**GIVEN TASK:**
Among the lines below, list those containing the string "определения".

**DATA SECTION:**

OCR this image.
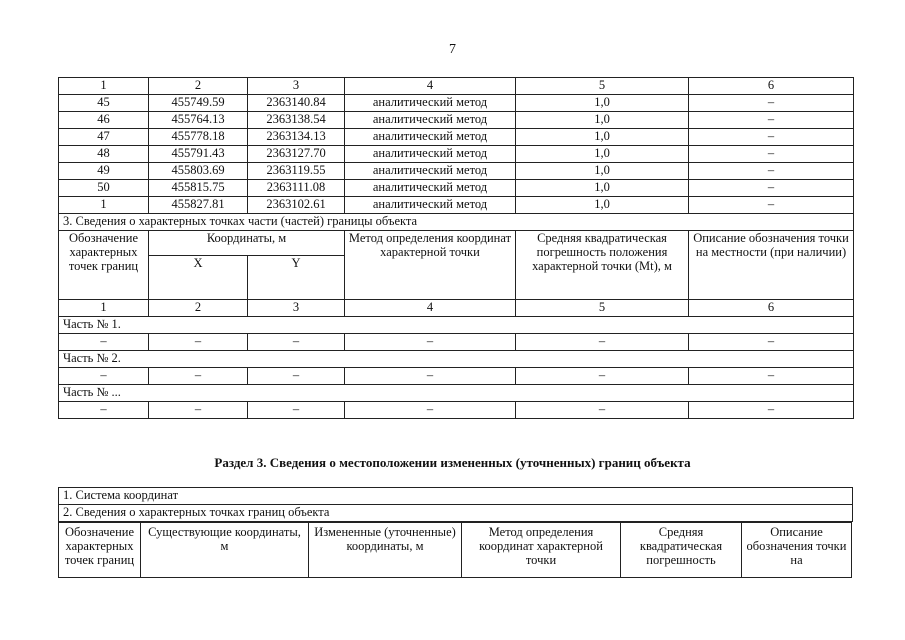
7
1	2	3	4	5	6
45	455749.59	2363140.84	аналитический метод	1,0	–
46	455764.13	2363138.54	аналитический метод	1,0	–
47	455778.18	2363134.13	аналитический метод	1,0	–
48	455791.43	2363127.70	аналитический метод	1,0	–
49	455803.69	2363119.55	аналитический метод	1,0	–
50	455815.75	2363111.08	аналитический метод	1,0	–
1	455827.81	2363102.61	аналитический метод	1,0	–
3. Сведения о характерных точках части (частей) границы объекта					
Обозначение характерных точек границ	Координаты, м		Метод определения координат характерной точки	Средняя квадратическая погрешность положения характерной точки (Mt), м	Описание обозначения точки на местности (при наличии)
	X	Y			
1	2	3	4	5	6
Часть № 1.					
–	–	–	–	–	–
Часть № 2.					
–	–	–	–	–	–
Часть № ...					
–	–	–	–	–	–
Раздел 3. Сведения о местоположении измененных (уточненных) границ объекта
1. Система координат
2. Сведения о характерных точках границ объекта
Обозначение характерных точек границ	Существующие координаты, м	Измененные (уточненные) координаты, м	Метод определения координат характерной точки	Средняя квадратическая погрешность	Описание обозначения точки на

**TASK RESULT:**
Обозначение характерных точек границ	Координаты, м		Метод определения координат характерной точки	Средняя квадратическая погрешность положения характерной точки (Mt), м	Описание обозначения точки на местности (при наличии)
Обозначение характерных точек границ	Существующие координаты, м	Измененные (уточненные) координаты, м	Метод определения координат характерной точки	Средняя квадратическая погрешность	Описание обозначения точки на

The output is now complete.